[Extrait]:
--
Photo : MARIO TAMA / GETTY IMAGES NORTH AMERICA / AFP

Illustration - Espionnage du net, livraison avant commande... Et si on faisait le Grand Ménage ?


À l’initiative de l’Electronic Frontier, Demand Progress, la Mozilla Foundation, Boing Boing, Free Press, et de quelques autres, une journée mondiale de mobilisation contre l’espionnage de masse pratiqué par la National Security Agency (NSA) américaine (et leurs alter ego russes, chinois, européens, etc.) est en train de s’organiser.

Sous le label « The Day We Fight Back » « Le Jour de la Riposte », elle aura lieu le 11 février. Soit à la veille de la commémoration de la mort d’Aaron Swartz, brillant informaticien poursuivi par la justice américaine pour avoir libéré des documents universitaires, qui s’est suicidé le 11 janvier 2013.

Lire > La propriété intellectuelle tue !

«La plus grande menace ayant jamais pesé sur les libertés»

Elle vise également à célébrer un de ses chevaux de bataille, l’arrêt momentané du Stop Online Piracy Act (Sopa), projet de loi bloqué par une mobilisation citoyenne sans précédent il y a deux ans.

Lire > Opération « Black out SOPA » : le web se mobilise contre une loi américaine sur le piratage

Pour David Segal, cofondateur avec Aaron Swartz de Demand Progress, «   l’espionnage exercé en masse par la NSA représente la plus grande menace ayant jamais pesé sur les libertés des internautes et d’une manière plus générale sur la société. Si Aaron était toujours de ce monde, il serait sur la ligne de front pour riposter contre des pratiques qui visent à saper toute possibilité d’échange et d’engagement entre êtres humains libres   » .
--
[Données affichées]:

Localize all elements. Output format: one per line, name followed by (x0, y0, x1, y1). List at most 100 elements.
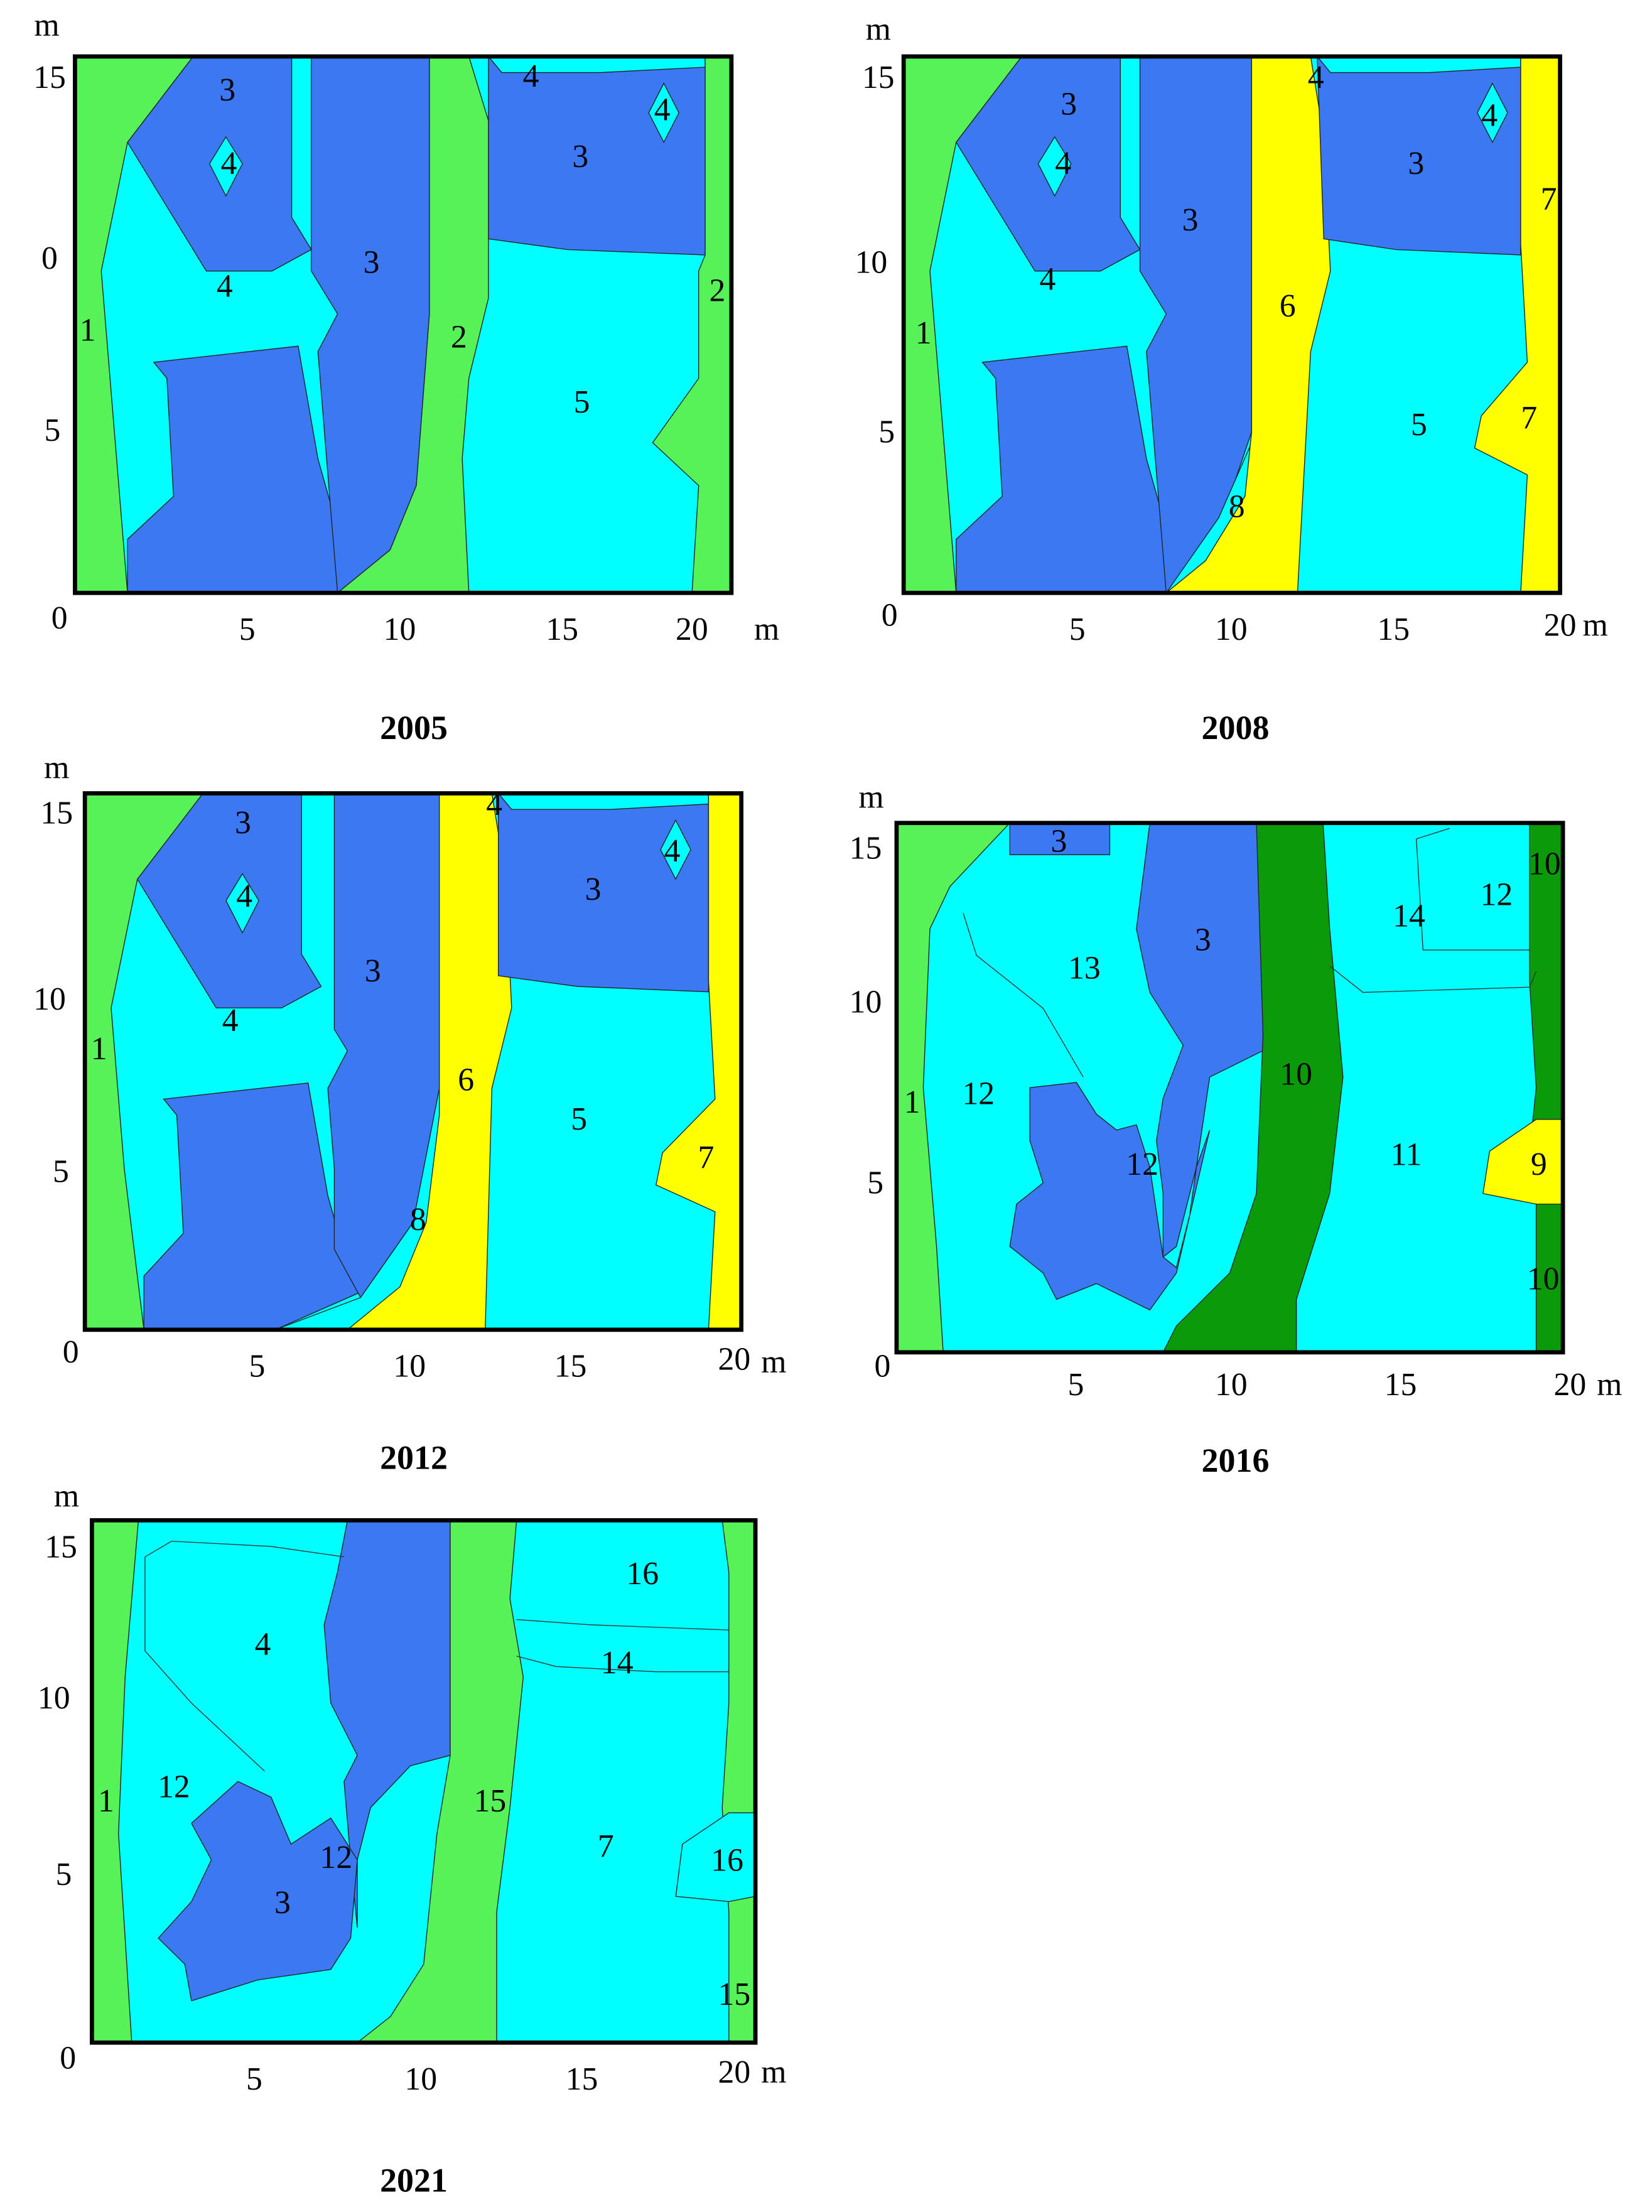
zone-label: 16 (626, 1556, 659, 1592)
origin-label: 0 (60, 2040, 76, 2076)
y-tick-label: 10 (855, 245, 888, 281)
vegetation-zone (158, 1781, 358, 2002)
panel-caption: 2005 (380, 709, 448, 747)
zone-boundary (1329, 965, 1537, 993)
zone-label: 4 (654, 92, 671, 128)
x-tick-label: 20 (1553, 1367, 1586, 1403)
zone-label: 15 (474, 1783, 507, 1819)
zone-label: 5 (574, 384, 590, 420)
zone-label: 1 (915, 315, 932, 351)
panel-caption: 2016 (1202, 1442, 1270, 1479)
zone-label: 4 (1040, 262, 1056, 298)
x-axis-unit: m (754, 612, 779, 647)
zone-label: 8 (1229, 488, 1245, 524)
zone-label: 7 (1521, 400, 1537, 436)
x-tick-label: 10 (393, 1349, 426, 1384)
panel-caption: 2012 (380, 1438, 448, 1476)
zone-label: 12 (158, 1769, 190, 1805)
x-tick-label: 20 (676, 612, 708, 647)
zone-label: 1 (80, 312, 96, 348)
zone-label: 4 (221, 146, 237, 181)
y-axis-unit: m (866, 12, 891, 48)
x-axis-unit: m (761, 2054, 786, 2090)
zone-label: 16 (711, 1843, 743, 1879)
map-frame (73, 54, 734, 595)
zone-label: 4 (1481, 98, 1498, 134)
zone-label: 1 (904, 1084, 920, 1120)
vegetation-zone (336, 56, 489, 593)
y-axis-unit: m (54, 1478, 79, 1514)
x-tick-label: 20 (1544, 607, 1577, 643)
vegetation-zone (1477, 82, 1508, 144)
zone-boundary (144, 1540, 345, 1558)
zone-label: 15 (718, 1977, 751, 2012)
y-tick-label: 5 (878, 414, 895, 450)
y-tick-label: 5 (45, 413, 61, 448)
vegetation-zone (1009, 1082, 1211, 1311)
zone-label: 3 (572, 139, 588, 175)
zone-label: 4 (1308, 60, 1324, 95)
vegetation-zone (225, 873, 259, 934)
x-tick-label: 10 (1215, 1367, 1248, 1403)
zone-boundary (1416, 828, 1530, 951)
x-tick-label: 15 (554, 1349, 587, 1384)
x-tick-label: 15 (1377, 612, 1410, 647)
zone-label: 3 (235, 805, 251, 841)
zone-label: 12 (962, 1076, 995, 1112)
origin-label: 0 (882, 598, 898, 634)
x-tick-label: 5 (249, 1349, 266, 1384)
zone-boundary (963, 912, 1084, 1077)
map-frame (90, 1518, 758, 2045)
zone-label: 10 (1527, 1261, 1560, 1297)
zone-label: 3 (1195, 922, 1211, 958)
zone-label: 12 (1481, 877, 1513, 913)
y-tick-label: 15 (45, 1529, 77, 1565)
vegetation-zone (208, 136, 243, 197)
zone-label: 1 (91, 1031, 107, 1067)
y-tick-label: 15 (33, 60, 66, 95)
map-frame (82, 791, 743, 1332)
zone-label: 4 (1055, 146, 1071, 181)
zone-label: 12 (320, 1840, 353, 1875)
vegetation-zone (1037, 136, 1072, 197)
zone-label: 4 (236, 878, 252, 914)
y-tick-label: 15 (862, 60, 895, 95)
panel-caption: 2021 (380, 2161, 448, 2199)
y-tick-label: 15 (850, 831, 882, 866)
zone-boundary (516, 1619, 729, 1631)
zone-label: 4 (523, 58, 539, 94)
x-tick-label: 15 (1385, 1367, 1417, 1403)
y-axis-unit: m (34, 8, 59, 43)
y-tick-label: 10 (33, 981, 66, 1017)
zone-label: 3 (365, 953, 381, 989)
zone-label: 8 (410, 1202, 426, 1238)
x-tick-label: 10 (1215, 612, 1248, 647)
map-frame (901, 54, 1562, 595)
vegetation-zone (660, 819, 691, 880)
zone-label: 7 (598, 1828, 614, 1864)
y-tick-label: 5 (867, 1165, 883, 1200)
y-tick-label: 5 (53, 1153, 69, 1189)
x-tick-label: 5 (246, 2061, 262, 2097)
x-tick-label: 5 (1069, 612, 1086, 647)
zone-label: 14 (1393, 898, 1425, 934)
zone-label: 2 (451, 320, 467, 355)
origin-label: 0 (63, 1334, 79, 1370)
zone-boundary (144, 1556, 265, 1772)
zone-label: 10 (1528, 846, 1561, 882)
x-tick-label: 20 (718, 1341, 751, 1377)
zone-label: 10 (1280, 1056, 1312, 1092)
vegetation-zone (488, 56, 706, 256)
zone-label: 11 (1391, 1136, 1422, 1172)
x-tick-label: 15 (546, 612, 578, 647)
zone-label: 4 (255, 1627, 271, 1663)
y-tick-label: 0 (41, 240, 58, 276)
zone-label: 5 (1411, 407, 1427, 443)
zone-label: 4 (217, 269, 233, 305)
zone-label: 4 (222, 1003, 239, 1039)
y-tick-label: 10 (850, 985, 882, 1020)
origin-label: 0 (875, 1349, 891, 1384)
zone-label: 5 (571, 1101, 587, 1137)
zone-label: 9 (1531, 1146, 1547, 1182)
--
[Consigne]:
Prolongez, s'il vous plaît, l'extrait sur la journée mondiale contre l'espionnage de la NSA en reprenant après sa dernière phrase. Ces données forment un matériau à part, indépendant de l'extrait.

[Résultat obtenu]:
Tout comme Edward Snowden, ancien prestataire de la NSA et du FBI, ayant fui en Russie faute de mieux après avoir fait fuité des DVD de documents secret défense qui grattent encore les puissants aux entournures aujourd’hui.

Lire > NSA : ménager la chèvre et le chou

  • Vidéo de présentation de « The Day We Fight Back » (en anglais) :

De leur côté, deux députées européennes, Amelia Andersdotter et Françoise Castex, organisaient à Bruxelles une table ronde intitulée « Do not track – is self-regulation enough ? », « Ne tracez pas, est-ce que l’auto-régulation suffit ? ». Ce mécanisme « Do not track » est proposé aux utilisateurs de site web par les principaux navigateurs… Sans aucune garantie que les marchands et fournisseurs de services du web s’y conforment. Un pet dans le cyber-océan en quelque sorte, destiné à faire croire qu’ils sont vertueux et respectent la vie privée des internautes. La question posée par les deux députées induit la réponse : tant que ce prétendu standard ne sera pas inscrit dans une régulation européenne, foin de la vie privée et merci pour le droit à la récolte massive de données personnelles !

Anticiper sur les désirs d’achat

Le leader de la vente en ligne Amazon vient d’ailleurs d’en donner une preuve éclatante, quasiment le même jour, avec l’annonce d’une nouvelle innovation dûment brevetée : la livraison avant la commande !

Vous comprenez bien, il s’agit d’anticiper sur vos désirs d’achat en analysant par le menu toutes vos emplettes précédentes, vos connections et même le temps passé sur une page, pour préparer la livraison de votre prochaine commande avant même que votre cerveau n’ait formulé ce souhait. Trop fort ! Et patenté bien sûr, pour que les concurrents ne profitent pas de cette méthode qui n’aurait pas déplu à K. Dick.

Comme le suggère Simplicissimus, un mien ami, les étapes suivantes de ce délire consumériste de colonisation de nos cerveaux pourraient être «   inclure dans le TTIP [traité transatlantique en cours de négociation] une clause prévoyant la modification du droit commercial pour que les décisions des algorithmes de recommandation fassent office de bon de commande   » et «  breveter un système transformant automatiquement les souhaits des majors états-uniennes en règlements communautaires   » .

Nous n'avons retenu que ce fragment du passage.